DATA ROWS:
━━━━━━━━━━━━━━━━

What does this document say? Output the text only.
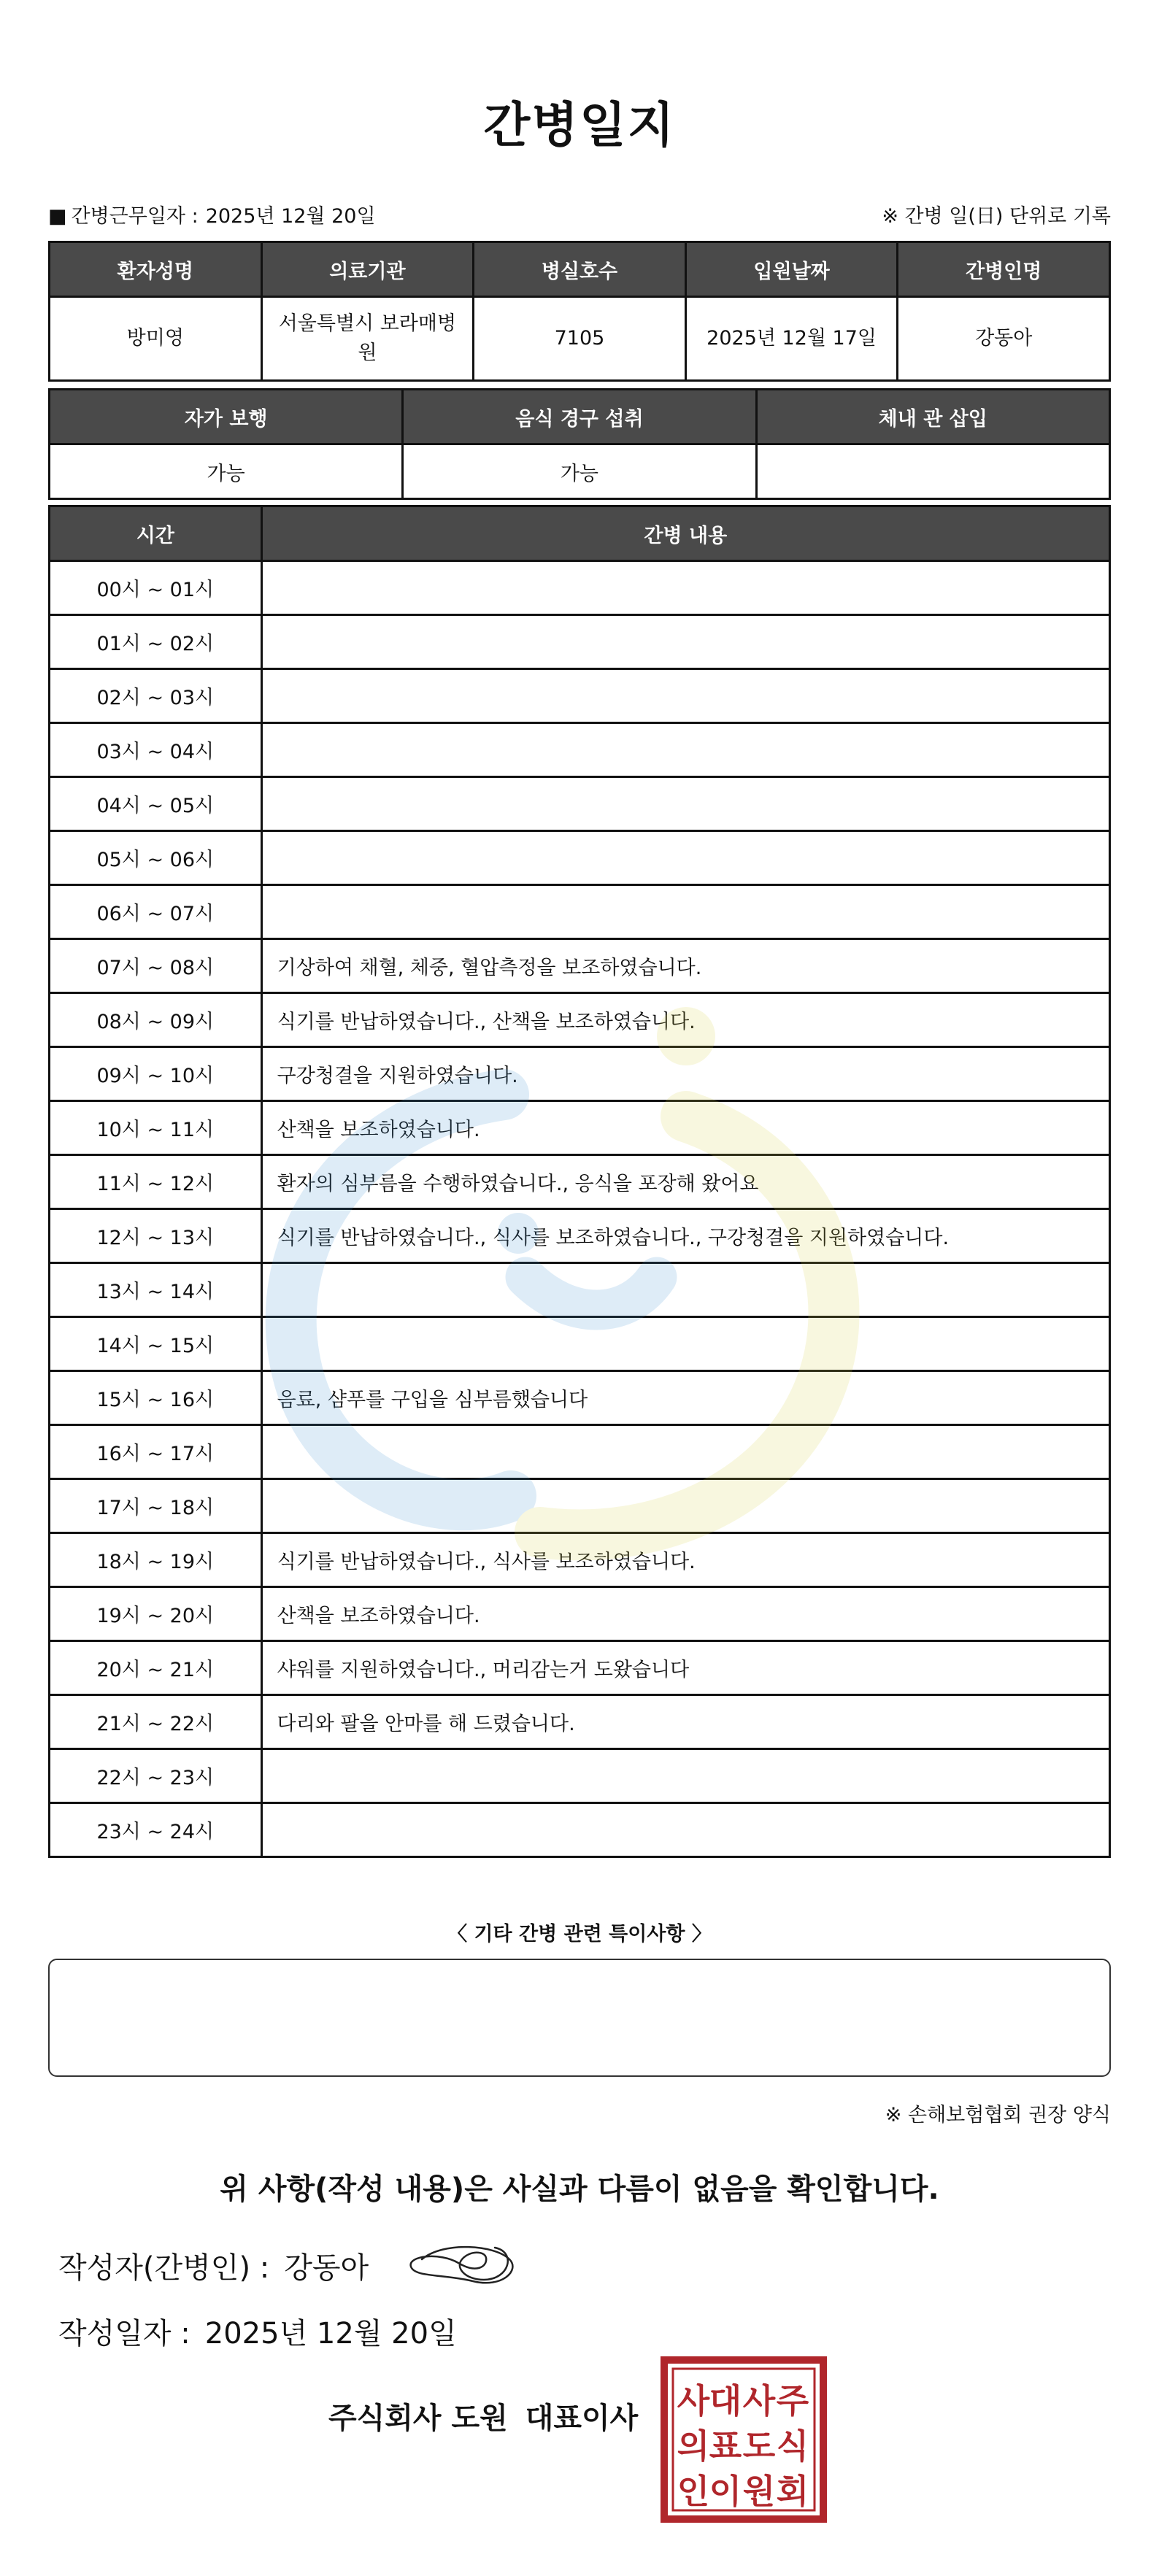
간병일지
■ 간병근무일자 : 2025년 12월 20일	※ 간병 일(日) 단위로 기록
환자성명	의료기관	병실호수	입원날짜	간병인명
방미영	서울특별시 보라매병원	7105	2025년 12월 17일	강동아
자가 보행	음식 경구 섭취	체내 관 삽입
가능	가능	
시간	간병 내용
00시 ~ 01시	
01시 ~ 02시	
02시 ~ 03시	
03시 ~ 04시	
04시 ~ 05시	
05시 ~ 06시	
06시 ~ 07시	
07시 ~ 08시	기상하여 채혈, 체중, 혈압측정을 보조하였습니다.
08시 ~ 09시	식기를 반납하였습니다., 산책을 보조하였습니다.
09시 ~ 10시	구강청결을 지원하였습니다.
10시 ~ 11시	산책을 보조하였습니다.
11시 ~ 12시	환자의 심부름을 수행하였습니다., 응식을 포장해 왔어요
12시 ~ 13시	식기를 반납하였습니다., 식사를 보조하였습니다., 구강청결을 지원하였습니다.
13시 ~ 14시	
14시 ~ 15시	
15시 ~ 16시	음료, 샴푸를 구입을 심부름했습니다
16시 ~ 17시	
17시 ~ 18시	
18시 ~ 19시	식기를 반납하였습니다., 식사를 보조하였습니다.
19시 ~ 20시	산책을 보조하였습니다.
20시 ~ 21시	샤워를 지원하였습니다., 머리감는거 도왔습니다
21시 ~ 22시	다리와 팔을 안마를 해 드렸습니다.
22시 ~ 23시	
23시 ~ 24시	
〈 기타 간병 관련 특이사항 〉
※ 손해보험협회 권장 양식
위 사항(작성 내용)은 사실과 다름이 없음을 확인합니다.
작성자(간병인) : 강동아
작성일자 : 2025년 12월 20일
주식회사 도원 대표이사	주
식
회
사
도
원
대
표
이
사
의
인
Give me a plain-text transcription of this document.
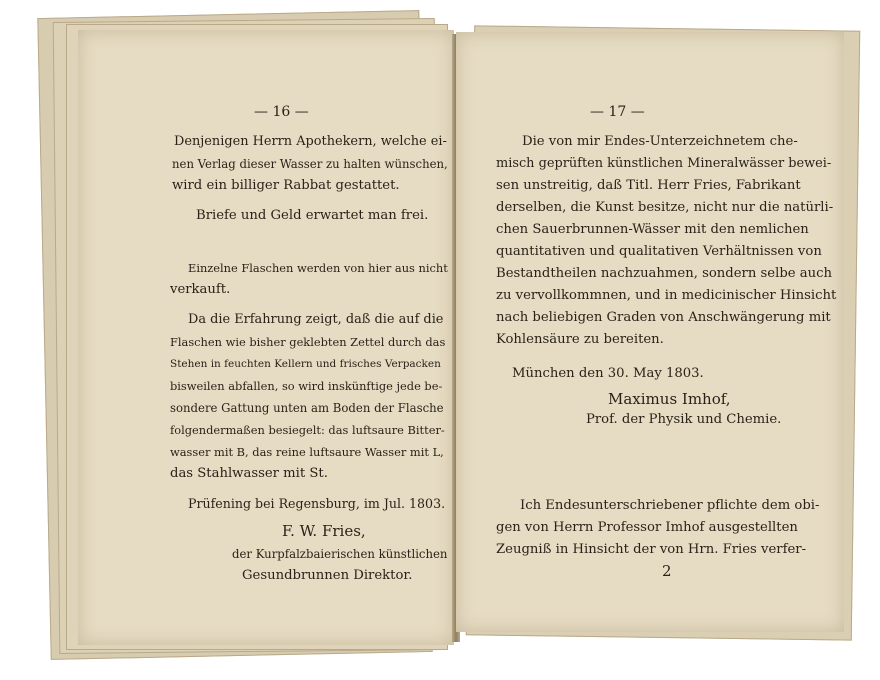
— 16 —
Denjenigen Herrn Apothekern, welche ei-
nen Verlag dieser Wasser zu halten wünschen,
wird ein billiger Rabbat gestattet.
Briefe und Geld erwartet man frei.
Einzelne Flaschen werden von hier aus nicht
verkauft.
Da die Erfahrung zeigt, daß die auf die
Flaschen wie bisher geklebten Zettel durch das
Stehen in feuchten Kellern und frisches Verpacken
bisweilen abfallen, so wird inskünftige jede be-
sondere Gattung unten am Boden der Flasche
folgendermaßen besiegelt: das luftsaure Bitter-
wasser mit B, das reine luftsaure Wasser mit L,
das Stahlwasser mit St.
Prüfening bei Regensburg, im Jul. 1803.
F. W. Fries,
der Kurpfalzbaierischen künstlichen
Gesundbrunnen Direktor.
— 17 —
Die von mir Endes-Unterzeichnetem che-
misch geprüften künstlichen Mineralwässer bewei-
sen unstreitig, daß Titl. Herr Fries, Fabrikant
derselben, die Kunst besitze, nicht nur die natürli-
chen Sauerbrunnen-Wässer mit den nemlichen
quantitativen und qualitativen Verhältnissen von
Bestandtheilen nachzuahmen, sondern selbe auch
zu vervollkommnen, und in medicinischer Hinsicht
nach beliebigen Graden von Anschwängerung mit
Kohlensäure zu bereiten.
München den 30. May 1803.
Maximus Imhof,
Prof. der Physik und Chemie.
Ich Endesunterschriebener pflichte dem obi-
gen von Herrn Professor Imhof ausgestellten
Zeugniß in Hinsicht der von Hrn. Fries verfer-
2
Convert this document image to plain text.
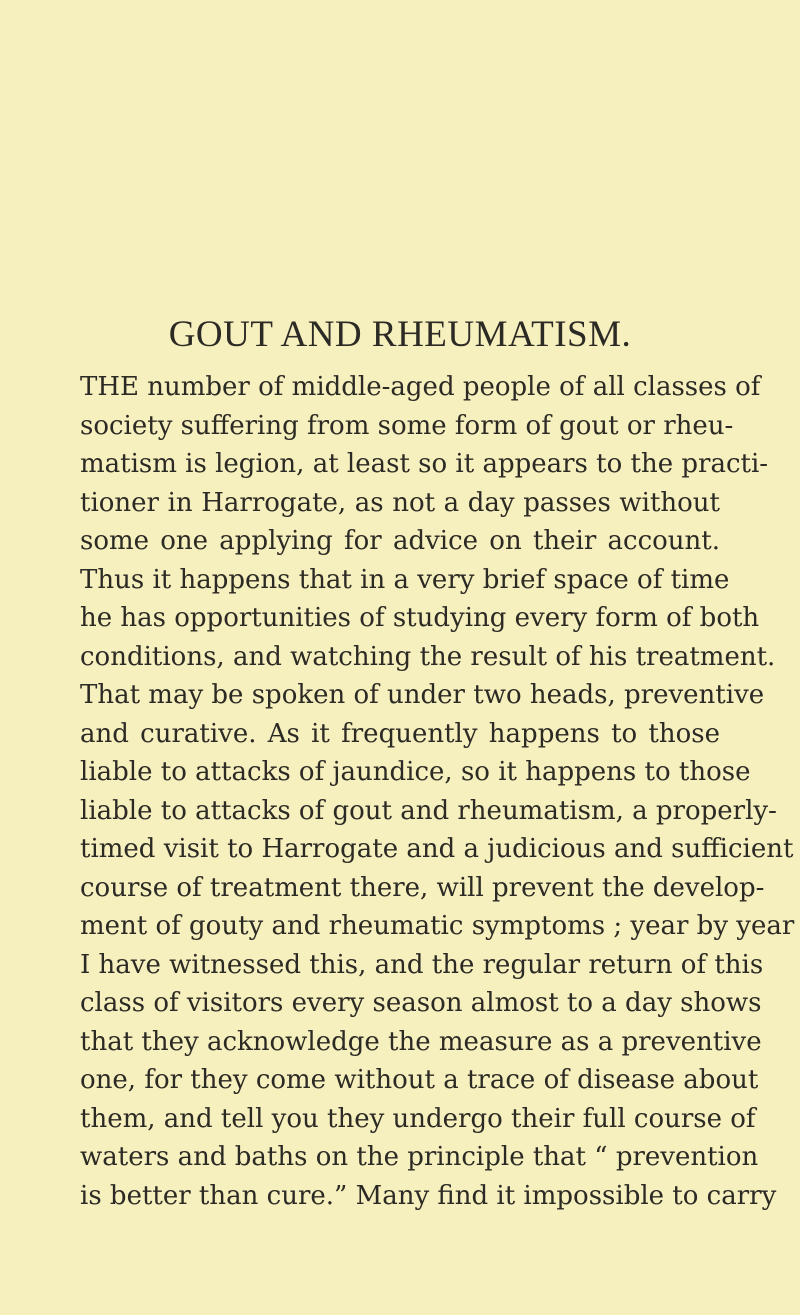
GOUT AND RHEUMATISM.
THE number of middle-aged people of all classes of
society suffering from some form of gout or rheu-
matism is legion, at least so it appears to the practi-
tioner in Harrogate, as not a day passes without
some one applying for advice on their account.
Thus it happens that in a very brief space of time
he has opportunities of studying every form of both
conditions, and watching the result of his treatment.
That may be spoken of under two heads, preventive
and curative. As it frequently happens to those
liable to attacks of jaundice, so it happens to those
liable to attacks of gout and rheumatism, a properly-
timed visit to Harrogate and a judicious and sufficient
course of treatment there, will prevent the develop-
ment of gouty and rheumatic symptoms ; year by year
I have witnessed this, and the regular return of this
class of visitors every season almost to a day shows
that they acknowledge the measure as a preventive
one, for they come without a trace of disease about
them, and tell you they undergo their full course of
waters and baths on the principle that “ prevention
is better than cure.” Many find it impossible to carry
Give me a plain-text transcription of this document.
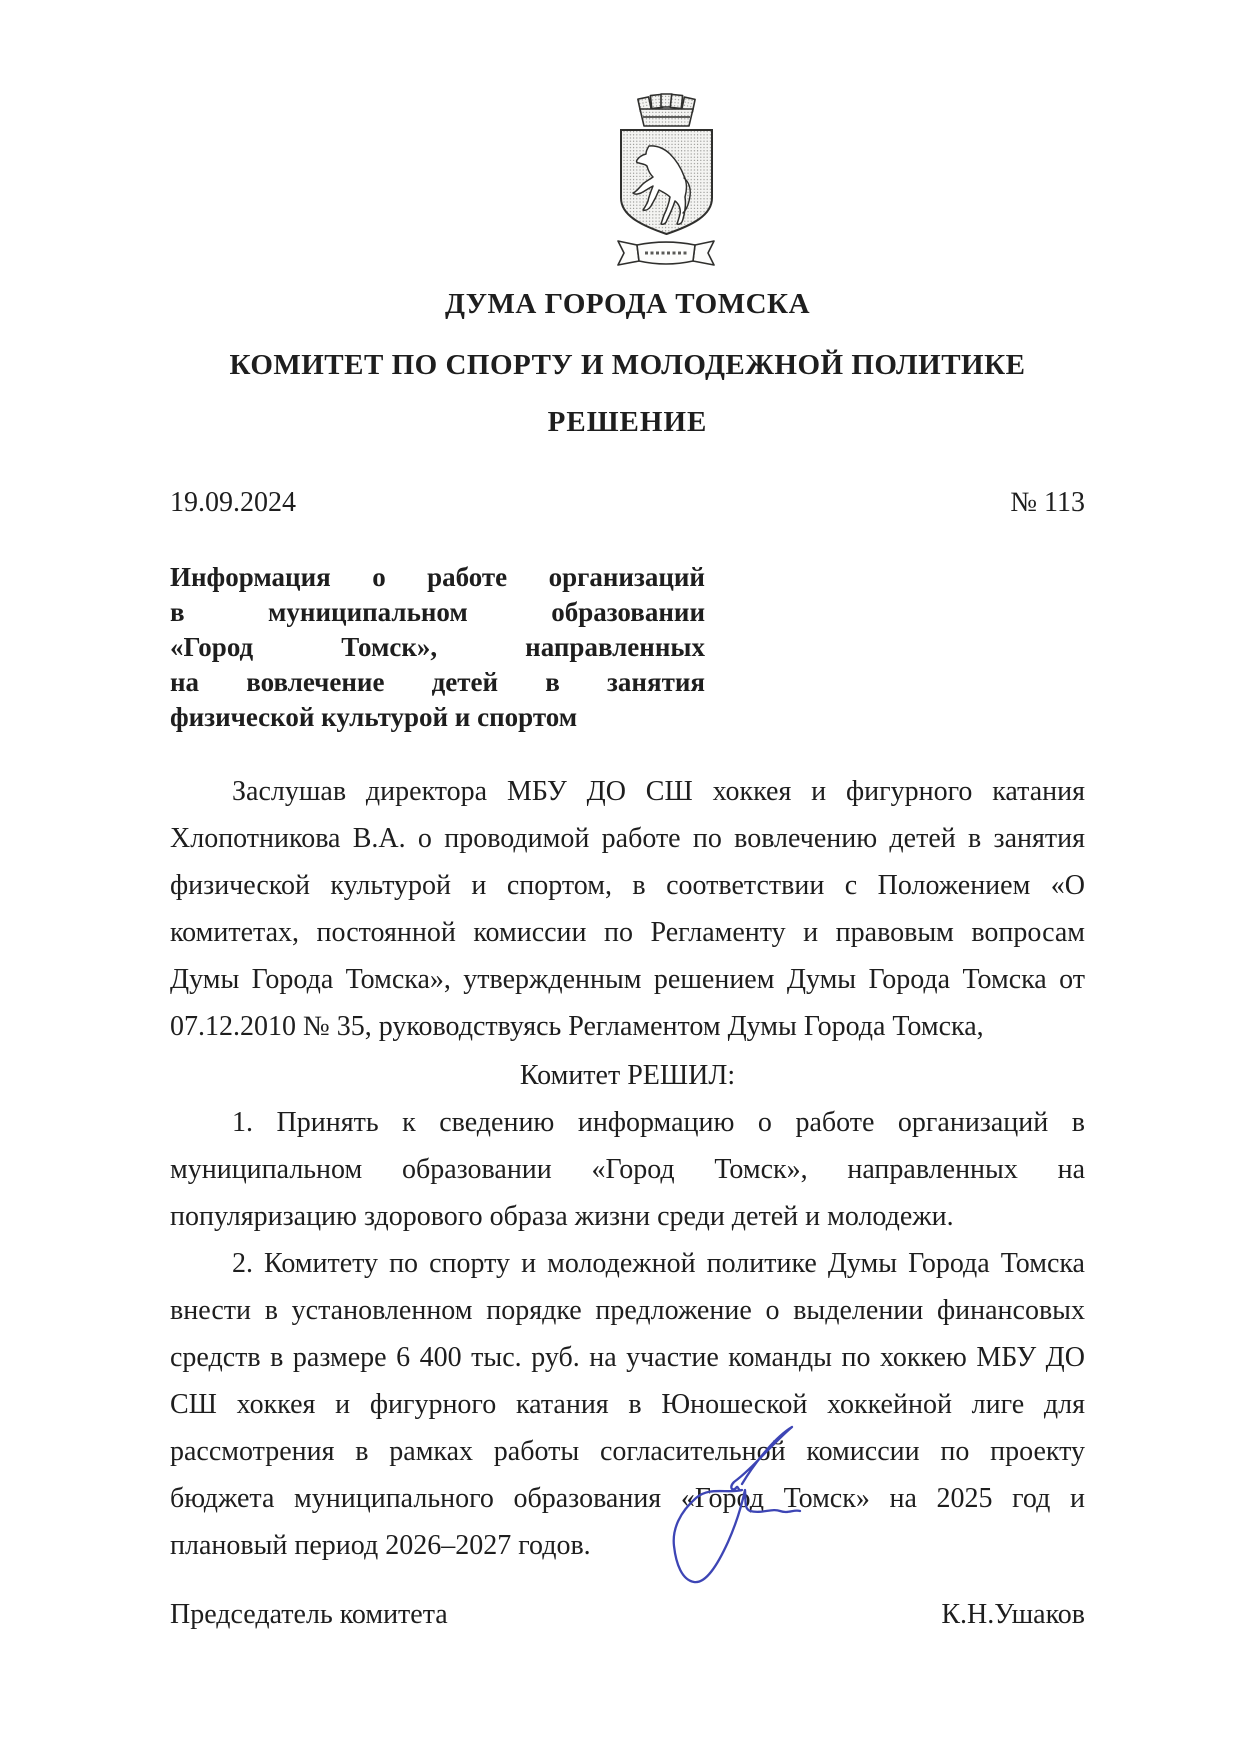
ДУМА ГОРОДА ТОМСКА
КОМИТЕТ ПО СПОРТУ И МОЛОДЕЖНОЙ ПОЛИТИКЕ
РЕШЕНИЕ
19.09.2024	№ 113
Информация о работе организаций
в муниципальном образовании
«Город Томск», направленных
на вовлечение детей в занятия
физической культурой и спортом

Заслушав директора МБУ ДО СШ хоккея и фигурного катания Хлопотникова В.А. о проводимой работе по вовлечению детей в занятия физической культурой и спортом, в соответствии с Положением «О комитетах, постоянной комиссии по Регламенту и правовым вопросам Думы Города Томска», утвержденным решением Думы Города Томска от 07.12.2010 № 35, руководствуясь Регламентом Думы Города Томска,

Комитет РЕШИЛ:

1. Принять к сведению информацию о работе организаций в муниципальном образовании «Город Томск», направленных на популяризацию здорового образа жизни среди детей и молодежи.

2. Комитету по спорту и молодежной политике Думы Города Томска внести в установленном порядке предложение о выделении финансовых средств в размере 6 400 тыс. руб. на участие команды по хоккею МБУ ДО СШ хоккея и фигурного катания в Юношеской хоккейной лиге для рассмотрения в рамках работы согласительной комиссии по проекту бюджета муниципального образования «Город Томск» на 2025 год и плановый период 2026–2027 годов.

Председатель комитета	К.Н.Ушаков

━━━━━━━━━━━━━━━━

GIVEN PROBLEM: Reproduce all of the material above word for word. Omit the pictures.

SOLUTION FOR THIS TASK:
What does this document say? Output the text only.
간병일지
■ 간병근무일자 : 2025년 12월 20일	※ 간병 일(日) 단위로 기록
환자성명	의료기관	병실호수	입원날짜	간병인명
방미영	서울특별시 보라매병원	7105	2025년 12월 17일	강동아
자가 보행	음식 경구 섭취	체내 관 삽입
가능	가능	
시간	간병 내용
00시 ~ 01시	
01시 ~ 02시	
02시 ~ 03시	
03시 ~ 04시	
04시 ~ 05시	
05시 ~ 06시	
06시 ~ 07시	
07시 ~ 08시	기상하여 채혈, 체중, 혈압측정을 보조하였습니다.
08시 ~ 09시	식기를 반납하였습니다., 산책을 보조하였습니다.
09시 ~ 10시	구강청결을 지원하였습니다.
10시 ~ 11시	산책을 보조하였습니다.
11시 ~ 12시	환자의 심부름을 수행하였습니다., 응식을 포장해 왔어요
12시 ~ 13시	식기를 반납하였습니다., 식사를 보조하였습니다., 구강청결을 지원하였습니다.
13시 ~ 14시	
14시 ~ 15시	
15시 ~ 16시	음료, 샴푸를 구입을 심부름했습니다
16시 ~ 17시	
17시 ~ 18시	
18시 ~ 19시	식기를 반납하였습니다., 식사를 보조하였습니다.
19시 ~ 20시	산책을 보조하였습니다.
20시 ~ 21시	샤워를 지원하였습니다., 머리감는거 도왔습니다
21시 ~ 22시	다리와 팔을 안마를 해 드렸습니다.
22시 ~ 23시	
23시 ~ 24시	
〈 기타 간병 관련 특이사항 〉
※ 손해보험협회 권장 양식
위 사항(작성 내용)은 사실과 다름이 없음을 확인합니다.
작성자(간병인) : 강동아
작성일자 : 2025년 12월 20일
주식회사 도원 대표이사	주
식
회
사
도
원
대
표
이
사
의
인
Give me a plain-text transcription of this document.
— 16 —
Denjenigen Herrn Apothekern, welche ei-
nen Verlag dieser Wasser zu halten wünschen,
wird ein billiger Rabbat gestattet.
Briefe und Geld erwartet man frei.
Einzelne Flaschen werden von hier aus nicht
verkauft.
Da die Erfahrung zeigt, daß die auf die
Flaschen wie bisher geklebten Zettel durch das
Stehen in feuchten Kellern und frisches Verpacken
bisweilen abfallen, so wird inskünftige jede be-
sondere Gattung unten am Boden der Flasche
folgendermaßen besiegelt: das luftsaure Bitter-
wasser mit B, das reine luftsaure Wasser mit L,
das Stahlwasser mit St.
Prüfening bei Regensburg, im Jul. 1803.
F. W. Fries,
der Kurpfalzbaierischen künstlichen
Gesundbrunnen Direktor.
— 17 —
Die von mir Endes-Unterzeichnetem che-
misch geprüften künstlichen Mineralwässer bewei-
sen unstreitig, daß Titl. Herr Fries, Fabrikant
derselben, die Kunst besitze, nicht nur die natürli-
chen Sauerbrunnen-Wässer mit den nemlichen
quantitativen und qualitativen Verhältnissen von
Bestandtheilen nachzuahmen, sondern selbe auch
zu vervollkommnen, und in medicinischer Hinsicht
nach beliebigen Graden von Anschwängerung mit
Kohlensäure zu bereiten.
München den 30. May 1803.
Maximus Imhof,
Prof. der Physik und Chemie.
Ich Endesunterschriebener pflichte dem obi-
gen von Herrn Professor Imhof ausgestellten
Zeugniß in Hinsicht der von Hrn. Fries verfer-
2
Convert this document image to plain text.
GOUT AND RHEUMATISM.
THE number of middle-aged people of all classes of
society suffering from some form of gout or rheu-
matism is legion, at least so it appears to the practi-
tioner in Harrogate, as not a day passes without
some one applying for advice on their account.
Thus it happens that in a very brief space of time
he has opportunities of studying every form of both
conditions, and watching the result of his treatment.
That may be spoken of under two heads, preventive
and curative. As it frequently happens to those
liable to attacks of jaundice, so it happens to those
liable to attacks of gout and rheumatism, a properly-
timed visit to Harrogate and a judicious and sufficient
course of treatment there, will prevent the develop-
ment of gouty and rheumatic symptoms ; year by year
I have witnessed this, and the regular return of this
class of visitors every season almost to a day shows
that they acknowledge the measure as a preventive
one, for they come without a trace of disease about
them, and tell you they undergo their full course of
waters and baths on the principle that “ prevention
is better than cure.” Many find it impossible to carry
Give me a plain-text transcription of this document.
ДУМА ГОРОДА ТОМСКА
КОМИТЕТ ПО СПОРТУ И МОЛОДЕЖНОЙ ПОЛИТИКЕ
РЕШЕНИЕ
19.09.2024	№ 113
Информация о работе организаций
в муниципальном образовании
«Город Томск», направленных
на вовлечение детей в занятия
физической культурой и спортом

Заслушав директора МБУ ДО СШ хоккея и фигурного катания Хлопотникова В.А. о проводимой работе по вовлечению детей в занятия физической культурой и спортом, в соответствии с Положением «О комитетах, постоянной комиссии по Регламенту и правовым вопросам Думы Города Томска», утвержденным решением Думы Города Томска от 07.12.2010 № 35, руководствуясь Регламентом Думы Города Томска,

Комитет РЕШИЛ:

1. Принять к сведению информацию о работе организаций в муниципальном образовании «Город Томск», направленных на популяризацию здорового образа жизни среди детей и молодежи.

2. Комитету по спорту и молодежной политике Думы Города Томска внести в установленном порядке предложение о выделении финансовых средств в размере 6 400 тыс. руб. на участие команды по хоккею МБУ ДО СШ хоккея и фигурного катания в Юношеской хоккейной лиге для рассмотрения в рамках работы согласительной комиссии по проекту бюджета муниципального образования «Город Томск» на 2025 год и плановый период 2026–2027 годов.

Председатель комитета	К.Н.Ушаков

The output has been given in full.